- **Task brief**
Your task is to transcribe all of the data below exactly, omitting the images.
++++
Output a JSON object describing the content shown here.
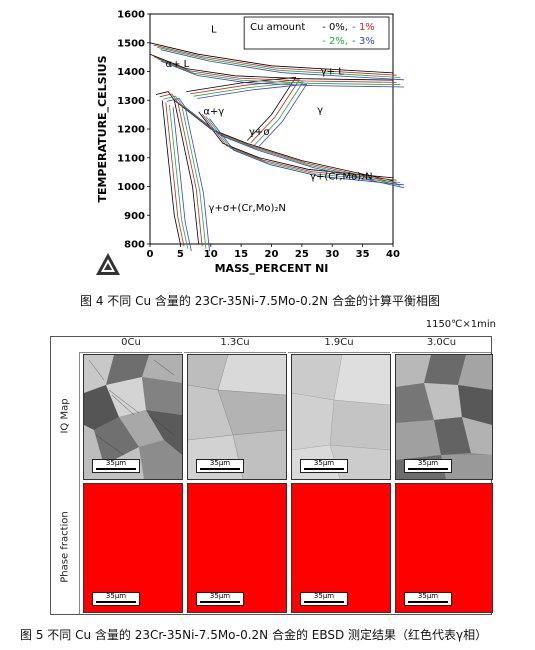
{
  "figure4": {
    "caption": "图 4  不同 Cu 含量的 23Cr-35Ni-7.5Mo-0.2N 合金的计算平衡相图",
    "xlabel": "MASS_PERCENT NI",
    "ylabel": "TEMPERATURE_CELSIUS",
    "xticks": [
      "0",
      "5",
      "10",
      "15",
      "20",
      "25",
      "30",
      "35",
      "40"
    ],
    "yticks": [
      "800",
      "900",
      "1000",
      "1100",
      "1200",
      "1300",
      "1400",
      "1500",
      "1600"
    ],
    "legend": {
      "title": "Cu amount",
      "entries": [
        {
          "label": "0%",
          "color": "#000000"
        },
        {
          "label": "1%",
          "color": "#cc2222"
        },
        {
          "label": "2%",
          "color": "#22aa33"
        },
        {
          "label": "3%",
          "color": "#3344cc"
        }
      ]
    },
    "regions": [
      {
        "label": "L",
        "x": 10.5,
        "y": 1535
      },
      {
        "label": "α+ L",
        "x": 4.5,
        "y": 1415
      },
      {
        "label": "γ+ L",
        "x": 30,
        "y": 1390
      },
      {
        "label": "α+γ",
        "x": 10.5,
        "y": 1250
      },
      {
        "label": "γ",
        "x": 28,
        "y": 1255
      },
      {
        "label": "γ+σ",
        "x": 18,
        "y": 1180
      },
      {
        "label": "γ+(Cr,Mo)₂N",
        "x": 31.5,
        "y": 1025
      },
      {
        "label": "γ+σ+(Cr,Mo)₂N",
        "x": 16,
        "y": 915
      }
    ]
  },
  "figure5": {
    "condition": "1150℃×1min",
    "columns": [
      "0Cu",
      "1.3Cu",
      "1.9Cu",
      "3.0Cu"
    ],
    "rows": [
      "IQ Map",
      "Phase fraction"
    ],
    "scale_label": "35μm",
    "phase_color": "#ff0000",
    "caption": "图 5 不同 Cu 含量的 23Cr-35Ni-7.5Mo-0.2N 合金的 EBSD 测定结果（红色代表γ相）"
  },
  "logo": "thermo-calc-logo"
}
++++
- **Task response**
Output a JSON object describing the content shown here.
{
  "figure4": {
    "caption": "图 4  不同 Cu 含量的 23Cr-35Ni-7.5Mo-0.2N 合金的计算平衡相图",
    "xlabel": "MASS_PERCENT NI",
    "ylabel": "TEMPERATURE_CELSIUS",
    "xticks": [
      "0",
      "5",
      "10",
      "15",
      "20",
      "25",
      "30",
      "35",
      "40"
    ],
    "yticks": [
      "800",
      "900",
      "1000",
      "1100",
      "1200",
      "1300",
      "1400",
      "1500",
      "1600"
    ],
    "legend": {
      "title": "Cu amount",
      "entries": [
        {
          "label": "0%",
          "color": "#000000"
        },
        {
          "label": "1%",
          "color": "#cc2222"
        },
        {
          "label": "2%",
          "color": "#22aa33"
        },
        {
          "label": "3%",
          "color": "#3344cc"
        }
      ]
    },
    "regions": [
      {
        "label": "L",
        "x": 10.5,
        "y": 1535
      },
      {
        "label": "α+ L",
        "x": 4.5,
        "y": 1415
      },
      {
        "label": "γ+ L",
        "x": 30,
        "y": 1390
      },
      {
        "label": "α+γ",
        "x": 10.5,
        "y": 1250
      },
      {
        "label": "γ",
        "x": 28,
        "y": 1255
      },
      {
        "label": "γ+σ",
        "x": 18,
        "y": 1180
      },
      {
        "label": "γ+(Cr,Mo)₂N",
        "x": 31.5,
        "y": 1025
      },
      {
        "label": "γ+σ+(Cr,Mo)₂N",
        "x": 16,
        "y": 915
      }
    ]
  },
  "figure5": {
    "condition": "1150℃×1min",
    "columns": [
      "0Cu",
      "1.3Cu",
      "1.9Cu",
      "3.0Cu"
    ],
    "rows": [
      "IQ Map",
      "Phase fraction"
    ],
    "scale_label": "35μm",
    "phase_color": "#ff0000",
    "caption": "图 5 不同 Cu 含量的 23Cr-35Ni-7.5Mo-0.2N 合金的 EBSD 测定结果（红色代表γ相）"
  },
  "logo": "thermo-calc-logo"
}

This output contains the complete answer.